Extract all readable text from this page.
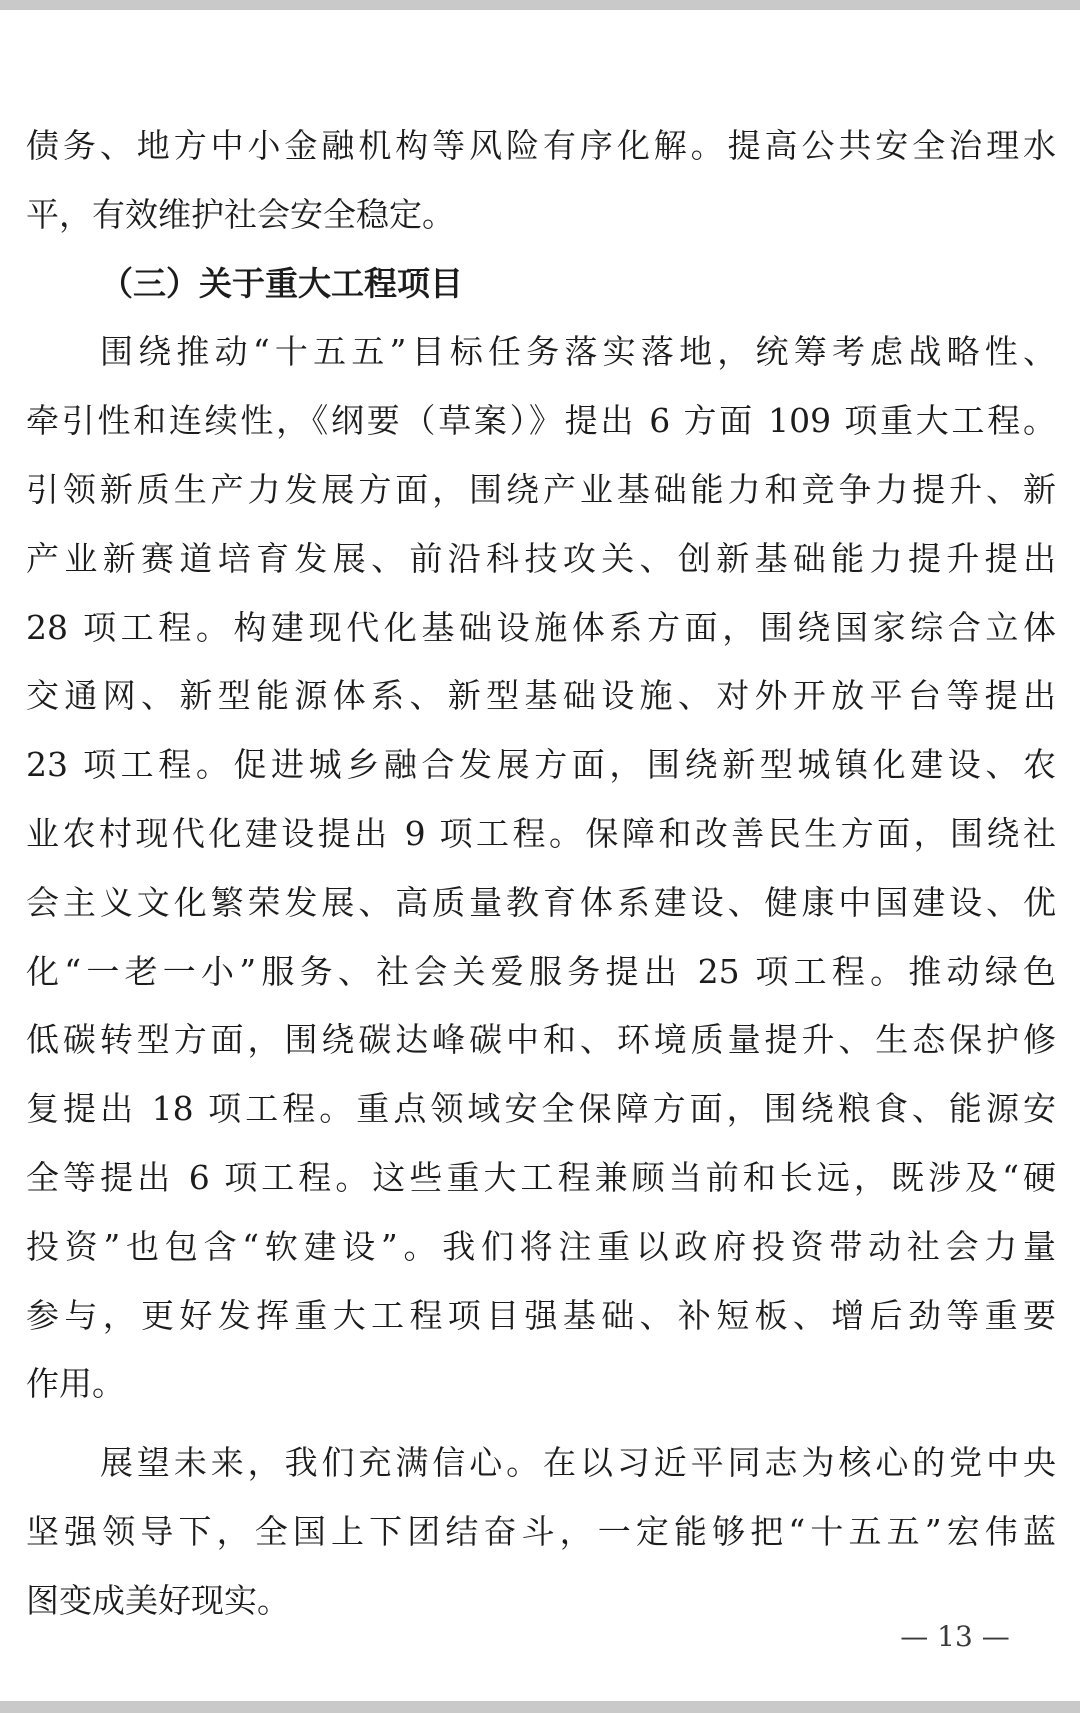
债务、地方中小金融机构等风险有序化解。提高公共安全治理水
平，有效维护社会安全稳定。
（三）关于重大工程项目
围绕推动“十五五”目标任务落实落地，统筹考虑战略性、
牵引性和连续性，《纲要（草案）》提出 6 方面 109 项重大工程。
引领新质生产力发展方面，围绕产业基础能力和竞争力提升、新
产业新赛道培育发展、前沿科技攻关、创新基础能力提升提出
28 项工程。构建现代化基础设施体系方面，围绕国家综合立体
交通网、新型能源体系、新型基础设施、对外开放平台等提出
23 项工程。促进城乡融合发展方面，围绕新型城镇化建设、农
业农村现代化建设提出 9 项工程。保障和改善民生方面，围绕社
会主义文化繁荣发展、高质量教育体系建设、健康中国建设、优
化“一老一小”服务、社会关爱服务提出 25 项工程。推动绿色
低碳转型方面，围绕碳达峰碳中和、环境质量提升、生态保护修
复提出 18 项工程。重点领域安全保障方面，围绕粮食、能源安
全等提出 6 项工程。这些重大工程兼顾当前和长远，既涉及“硬
投资”也包含“软建设”。我们将注重以政府投资带动社会力量
参与，更好发挥重大工程项目强基础、补短板、增后劲等重要
作用。
展望未来，我们充满信心。在以习近平同志为核心的党中央
坚强领导下，全国上下团结奋斗，一定能够把“十五五”宏伟蓝
图变成美好现实。
— 13 —
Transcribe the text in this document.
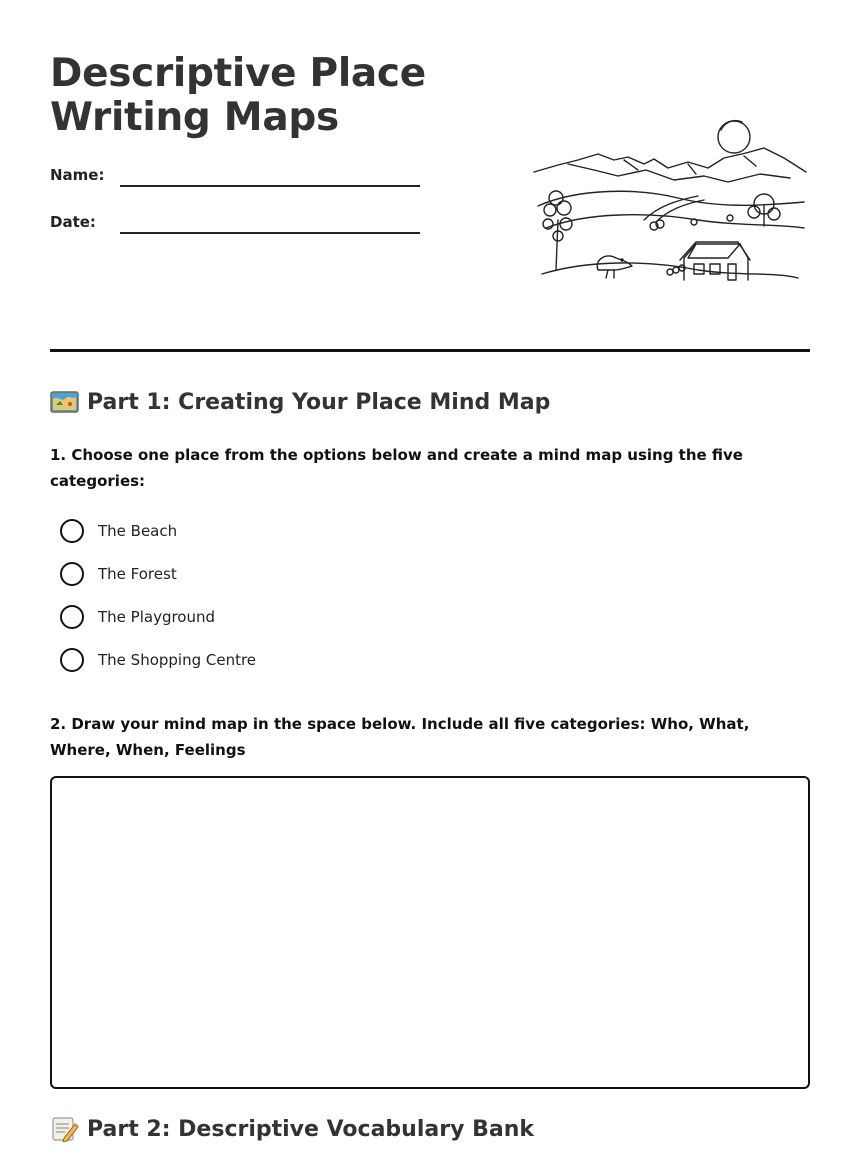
Descriptive Place
Writing Maps
Name:
Date:
Part 1: Creating Your Place Mind Map
1. Choose one place from the options below and create a mind map using the five categories:
The Beach
The Forest
The Playground
The Shopping Centre
2. Draw your mind map in the space below. Include all five categories: Who, What, Where, When, Feelings
Part 2: Descriptive Vocabulary Bank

________________________________________

DIRECTION
Each line above that includes "from" should be shown.

EXERCISE OUTPUT
Extract all readable text from this page.
1. Choose one place from the options below and create a mind map using the five categories:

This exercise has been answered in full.